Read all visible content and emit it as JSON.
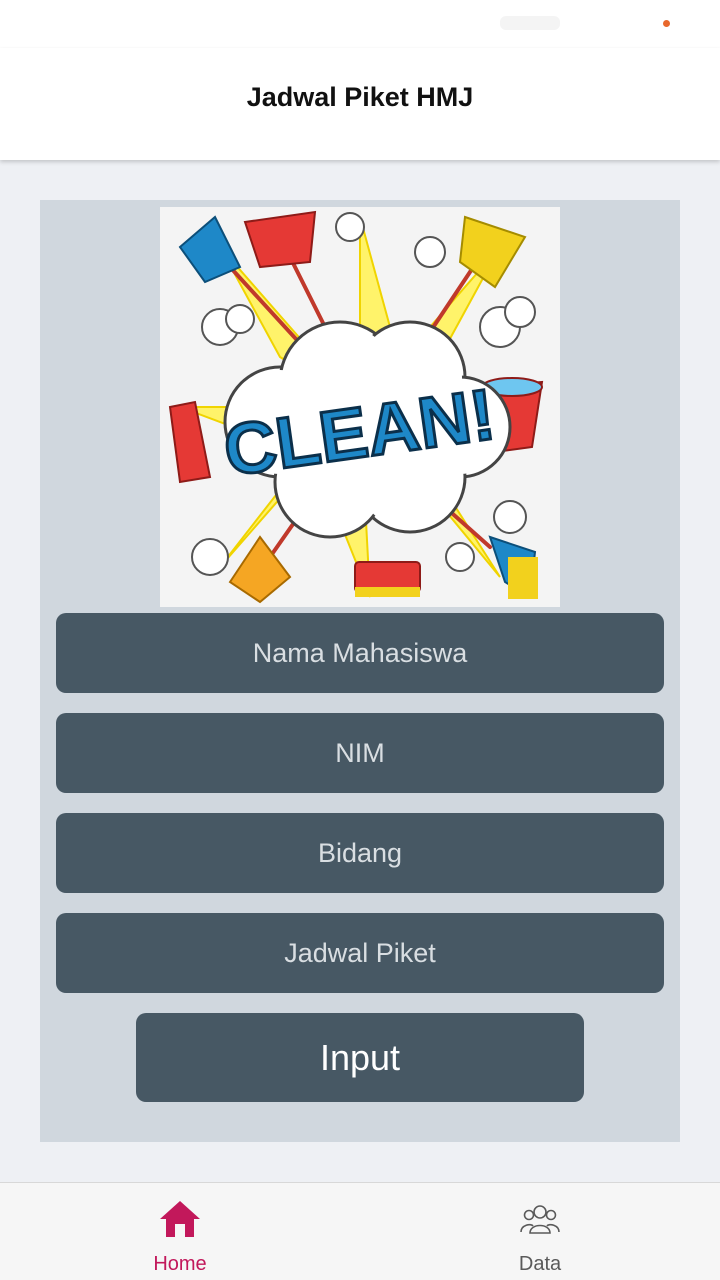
{
  "app_bar": {
    "title": "Jadwal Piket HMJ"
  },
  "hero": {
    "text": "CLEAN!"
  },
  "form": {
    "nama_placeholder": "Nama Mahasiswa",
    "nim_placeholder": "NIM",
    "bidang_placeholder": "Bidang",
    "jadwal_placeholder": "Jadwal Piket",
    "submit_label": "Input"
  },
  "bottom_nav": {
    "items": [
      {
        "label": "Home",
        "icon": "home-icon",
        "active": true,
        "color": "#c2185b"
      },
      {
        "label": "Data",
        "icon": "people-icon",
        "active": false,
        "color": "#5a5a5a"
      }
    ]
  },
  "colors": {
    "field_bg": "#475864",
    "panel_bg": "#d0d7de",
    "accent": "#c2185b"
  }
}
##############################
PROMPT> The records above need to be given again exactly. Omit the pictures.

ANSWER TO THIS PROBLEM>
Read all visible content and emit it as JSON.
{
  "app_bar": {
    "title": "Jadwal Piket HMJ"
  },
  "hero": {
    "text": "CLEAN!"
  },
  "form": {
    "nama_placeholder": "Nama Mahasiswa",
    "nim_placeholder": "NIM",
    "bidang_placeholder": "Bidang",
    "jadwal_placeholder": "Jadwal Piket",
    "submit_label": "Input"
  },
  "bottom_nav": {
    "items": [
      {
        "label": "Home",
        "icon": "home-icon",
        "active": true,
        "color": "#c2185b"
      },
      {
        "label": "Data",
        "icon": "people-icon",
        "active": false,
        "color": "#5a5a5a"
      }
    ]
  },
  "colors": {
    "field_bg": "#475864",
    "panel_bg": "#d0d7de",
    "accent": "#c2185b"
  }
}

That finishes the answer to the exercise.